=== What the exercise asks ===
Reproduce every line of the material below word for word, leaving out the pictures.

=== Records provided ===
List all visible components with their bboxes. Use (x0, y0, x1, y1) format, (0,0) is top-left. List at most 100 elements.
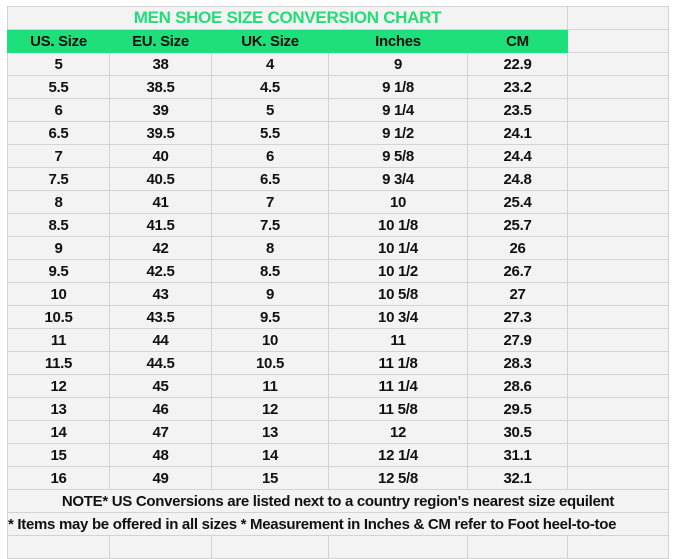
table-cell[interactable]: 4.5 (211, 75, 329, 99)
table-cell[interactable]: 24.1 (467, 121, 568, 145)
table-cell[interactable]: 10.5 (211, 351, 329, 375)
table-cell[interactable]: 25.4 (467, 190, 568, 214)
table-cell[interactable]: 39.5 (109, 121, 212, 145)
table-cell[interactable]: 47 (109, 420, 212, 444)
table-cell[interactable]: 10 (7, 282, 110, 306)
table-cell[interactable]: 29.5 (467, 397, 568, 421)
empty-cell[interactable] (109, 535, 212, 559)
empty-cell[interactable] (567, 121, 669, 145)
table-cell[interactable]: 12 (211, 397, 329, 421)
table-cell[interactable]: 11.5 (7, 351, 110, 375)
table-cell[interactable]: 5.5 (7, 75, 110, 99)
table-cell[interactable]: 43.5 (109, 305, 212, 329)
table-cell[interactable]: 15 (7, 443, 110, 467)
table-cell[interactable]: 38 (109, 52, 212, 76)
empty-cell[interactable] (7, 535, 110, 559)
table-cell[interactable]: 40 (109, 144, 212, 168)
table-cell[interactable]: 9 1/8 (328, 75, 468, 99)
table-cell[interactable]: 12 1/4 (328, 443, 468, 467)
table-cell[interactable]: 14 (7, 420, 110, 444)
empty-cell[interactable] (567, 535, 669, 559)
table-cell[interactable]: 11 (328, 328, 468, 352)
empty-cell[interactable] (567, 420, 669, 444)
table-cell[interactable]: 32.1 (467, 466, 568, 490)
table-cell[interactable]: 10 3/4 (328, 305, 468, 329)
table-cell[interactable]: 39 (109, 98, 212, 122)
table-cell[interactable]: 43 (109, 282, 212, 306)
table-cell[interactable]: 7.5 (7, 167, 110, 191)
table-cell[interactable]: 10 (328, 190, 468, 214)
table-cell[interactable]: 42.5 (109, 259, 212, 283)
table-cell[interactable]: 13 (7, 397, 110, 421)
empty-cell[interactable] (567, 466, 669, 490)
table-cell[interactable]: 41 (109, 190, 212, 214)
table-cell[interactable]: 12 (7, 374, 110, 398)
table-cell[interactable]: 48 (109, 443, 212, 467)
table-cell[interactable]: 10 1/4 (328, 236, 468, 260)
table-cell[interactable]: 38.5 (109, 75, 212, 99)
table-cell[interactable]: 9 1/4 (328, 98, 468, 122)
table-cell[interactable]: 27.3 (467, 305, 568, 329)
table-cell[interactable]: 8 (211, 236, 329, 260)
table-cell[interactable]: 24.4 (467, 144, 568, 168)
empty-cell[interactable] (567, 190, 669, 214)
table-cell[interactable]: 4 (211, 52, 329, 76)
table-cell[interactable]: 27.9 (467, 328, 568, 352)
empty-cell[interactable] (567, 213, 669, 237)
column-header[interactable]: CM (467, 29, 568, 53)
table-cell[interactable]: 10 1/2 (328, 259, 468, 283)
table-cell[interactable]: 30.5 (467, 420, 568, 444)
table-cell[interactable]: 9.5 (211, 305, 329, 329)
table-cell[interactable]: 9 5/8 (328, 144, 468, 168)
table-cell[interactable]: 12 (328, 420, 468, 444)
empty-cell[interactable] (567, 167, 669, 191)
table-cell[interactable]: 31.1 (467, 443, 568, 467)
empty-cell[interactable] (567, 282, 669, 306)
empty-cell[interactable] (567, 6, 669, 30)
table-cell[interactable]: 13 (211, 420, 329, 444)
table-cell[interactable]: 42 (109, 236, 212, 260)
table-cell[interactable]: 9 1/2 (328, 121, 468, 145)
table-cell[interactable]: 10 5/8 (328, 282, 468, 306)
table-cell[interactable]: 28.3 (467, 351, 568, 375)
empty-cell[interactable] (567, 443, 669, 467)
empty-cell[interactable] (567, 98, 669, 122)
table-cell[interactable]: 40.5 (109, 167, 212, 191)
empty-cell[interactable] (567, 328, 669, 352)
empty-cell[interactable] (567, 144, 669, 168)
table-cell[interactable]: 11 1/8 (328, 351, 468, 375)
column-header[interactable]: UK. Size (211, 29, 329, 53)
table-cell[interactable]: 6 (211, 144, 329, 168)
empty-cell[interactable] (467, 535, 568, 559)
column-header[interactable]: EU. Size (109, 29, 212, 53)
table-cell[interactable]: 28.6 (467, 374, 568, 398)
table-cell[interactable]: 9 (7, 236, 110, 260)
empty-cell[interactable] (567, 305, 669, 329)
empty-cell[interactable] (211, 535, 329, 559)
table-cell[interactable]: 15 (211, 466, 329, 490)
column-header[interactable]: US. Size (7, 29, 110, 53)
table-cell[interactable]: 49 (109, 466, 212, 490)
table-cell[interactable]: 12 5/8 (328, 466, 468, 490)
table-cell[interactable]: 23.2 (467, 75, 568, 99)
table-cell[interactable]: 10.5 (7, 305, 110, 329)
table-cell[interactable]: 10 1/8 (328, 213, 468, 237)
table-cell[interactable]: 46 (109, 397, 212, 421)
table-cell[interactable]: 9 (328, 52, 468, 76)
table-cell[interactable]: 6 (7, 98, 110, 122)
table-cell[interactable]: 16 (7, 466, 110, 490)
table-cell[interactable]: 7 (7, 144, 110, 168)
empty-cell[interactable] (567, 29, 669, 53)
table-cell[interactable]: 27 (467, 282, 568, 306)
table-cell[interactable]: 26 (467, 236, 568, 260)
empty-cell[interactable] (328, 535, 468, 559)
empty-cell[interactable] (567, 52, 669, 76)
table-cell[interactable]: 7 (211, 190, 329, 214)
table-cell[interactable]: 26.7 (467, 259, 568, 283)
table-cell[interactable]: 6.5 (7, 121, 110, 145)
column-header[interactable]: Inches (328, 29, 468, 53)
table-cell[interactable]: 7.5 (211, 213, 329, 237)
table-cell[interactable]: 44 (109, 328, 212, 352)
empty-cell[interactable] (567, 75, 669, 99)
table-cell[interactable]: 9 3/4 (328, 167, 468, 191)
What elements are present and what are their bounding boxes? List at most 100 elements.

=== Reply to the task ===
List all visible components with their bboxes. Use (x0, y0, x1, y1) format, (0,0) is top-left. List at most 100 elements.
table-cell[interactable]: 4.5 (211, 75, 329, 99)
table-cell[interactable]: 24.1 (467, 121, 568, 145)
table-cell[interactable]: 10.5 (211, 351, 329, 375)
table-cell[interactable]: 25.4 (467, 190, 568, 214)
table-cell[interactable]: 39.5 (109, 121, 212, 145)
table-cell[interactable]: 47 (109, 420, 212, 444)
table-cell[interactable]: 10 (7, 282, 110, 306)
table-cell[interactable]: 29.5 (467, 397, 568, 421)
empty-cell[interactable] (109, 535, 212, 559)
empty-cell[interactable] (567, 121, 669, 145)
table-cell[interactable]: 12 (211, 397, 329, 421)
table-cell[interactable]: 11.5 (7, 351, 110, 375)
table-cell[interactable]: 5.5 (7, 75, 110, 99)
table-cell[interactable]: 43.5 (109, 305, 212, 329)
table-cell[interactable]: 15 (7, 443, 110, 467)
table-cell[interactable]: 38 (109, 52, 212, 76)
empty-cell[interactable] (7, 535, 110, 559)
table-cell[interactable]: 40 (109, 144, 212, 168)
table-cell[interactable]: 9 1/8 (328, 75, 468, 99)
table-cell[interactable]: 12 1/4 (328, 443, 468, 467)
table-cell[interactable]: 14 (7, 420, 110, 444)
empty-cell[interactable] (567, 535, 669, 559)
table-cell[interactable]: 11 (328, 328, 468, 352)
empty-cell[interactable] (567, 420, 669, 444)
table-cell[interactable]: 32.1 (467, 466, 568, 490)
table-cell[interactable]: 10 3/4 (328, 305, 468, 329)
table-cell[interactable]: 39 (109, 98, 212, 122)
table-cell[interactable]: 43 (109, 282, 212, 306)
table-cell[interactable]: 7.5 (7, 167, 110, 191)
table-cell[interactable]: 10 (328, 190, 468, 214)
table-cell[interactable]: 42.5 (109, 259, 212, 283)
table-cell[interactable]: 13 (7, 397, 110, 421)
empty-cell[interactable] (567, 466, 669, 490)
table-cell[interactable]: 41 (109, 190, 212, 214)
table-cell[interactable]: 12 (7, 374, 110, 398)
table-cell[interactable]: 48 (109, 443, 212, 467)
table-cell[interactable]: 10 1/4 (328, 236, 468, 260)
table-cell[interactable]: 38.5 (109, 75, 212, 99)
table-cell[interactable]: 9 1/4 (328, 98, 468, 122)
table-cell[interactable]: 27.3 (467, 305, 568, 329)
table-cell[interactable]: 8 (211, 236, 329, 260)
table-cell[interactable]: 24.4 (467, 144, 568, 168)
empty-cell[interactable] (567, 190, 669, 214)
table-cell[interactable]: 4 (211, 52, 329, 76)
table-cell[interactable]: 27.9 (467, 328, 568, 352)
empty-cell[interactable] (567, 213, 669, 237)
column-header[interactable]: CM (467, 29, 568, 53)
table-cell[interactable]: 10 1/2 (328, 259, 468, 283)
table-cell[interactable]: 30.5 (467, 420, 568, 444)
table-cell[interactable]: 9.5 (211, 305, 329, 329)
table-cell[interactable]: 9 5/8 (328, 144, 468, 168)
table-cell[interactable]: 12 (328, 420, 468, 444)
empty-cell[interactable] (567, 167, 669, 191)
table-cell[interactable]: 31.1 (467, 443, 568, 467)
empty-cell[interactable] (567, 282, 669, 306)
empty-cell[interactable] (567, 6, 669, 30)
table-cell[interactable]: 13 (211, 420, 329, 444)
table-cell[interactable]: 42 (109, 236, 212, 260)
table-cell[interactable]: 9 1/2 (328, 121, 468, 145)
table-cell[interactable]: 10 5/8 (328, 282, 468, 306)
table-cell[interactable]: 28.3 (467, 351, 568, 375)
empty-cell[interactable] (567, 443, 669, 467)
empty-cell[interactable] (567, 98, 669, 122)
table-cell[interactable]: 40.5 (109, 167, 212, 191)
empty-cell[interactable] (567, 328, 669, 352)
empty-cell[interactable] (567, 144, 669, 168)
table-cell[interactable]: 11 1/8 (328, 351, 468, 375)
column-header[interactable]: UK. Size (211, 29, 329, 53)
table-cell[interactable]: 6 (211, 144, 329, 168)
empty-cell[interactable] (467, 535, 568, 559)
column-header[interactable]: EU. Size (109, 29, 212, 53)
table-cell[interactable]: 28.6 (467, 374, 568, 398)
table-cell[interactable]: 9 (7, 236, 110, 260)
empty-cell[interactable] (567, 305, 669, 329)
empty-cell[interactable] (211, 535, 329, 559)
table-cell[interactable]: 15 (211, 466, 329, 490)
column-header[interactable]: US. Size (7, 29, 110, 53)
table-cell[interactable]: 49 (109, 466, 212, 490)
table-cell[interactable]: 12 5/8 (328, 466, 468, 490)
table-cell[interactable]: 23.2 (467, 75, 568, 99)
table-cell[interactable]: 10.5 (7, 305, 110, 329)
table-cell[interactable]: 10 1/8 (328, 213, 468, 237)
table-cell[interactable]: 46 (109, 397, 212, 421)
table-cell[interactable]: 9 (328, 52, 468, 76)
table-cell[interactable]: 6 (7, 98, 110, 122)
table-cell[interactable]: 16 (7, 466, 110, 490)
table-cell[interactable]: 7 (7, 144, 110, 168)
empty-cell[interactable] (567, 29, 669, 53)
table-cell[interactable]: 27 (467, 282, 568, 306)
table-cell[interactable]: 26 (467, 236, 568, 260)
empty-cell[interactable] (328, 535, 468, 559)
empty-cell[interactable] (567, 52, 669, 76)
table-cell[interactable]: 7 (211, 190, 329, 214)
table-cell[interactable]: 26.7 (467, 259, 568, 283)
table-cell[interactable]: 6.5 (7, 121, 110, 145)
column-header[interactable]: Inches (328, 29, 468, 53)
table-cell[interactable]: 7.5 (211, 213, 329, 237)
table-cell[interactable]: 44 (109, 328, 212, 352)
empty-cell[interactable] (567, 75, 669, 99)
table-cell[interactable]: 9 3/4 (328, 167, 468, 191)
What elements are present and what are their bounding boxes? List at most 100 elements.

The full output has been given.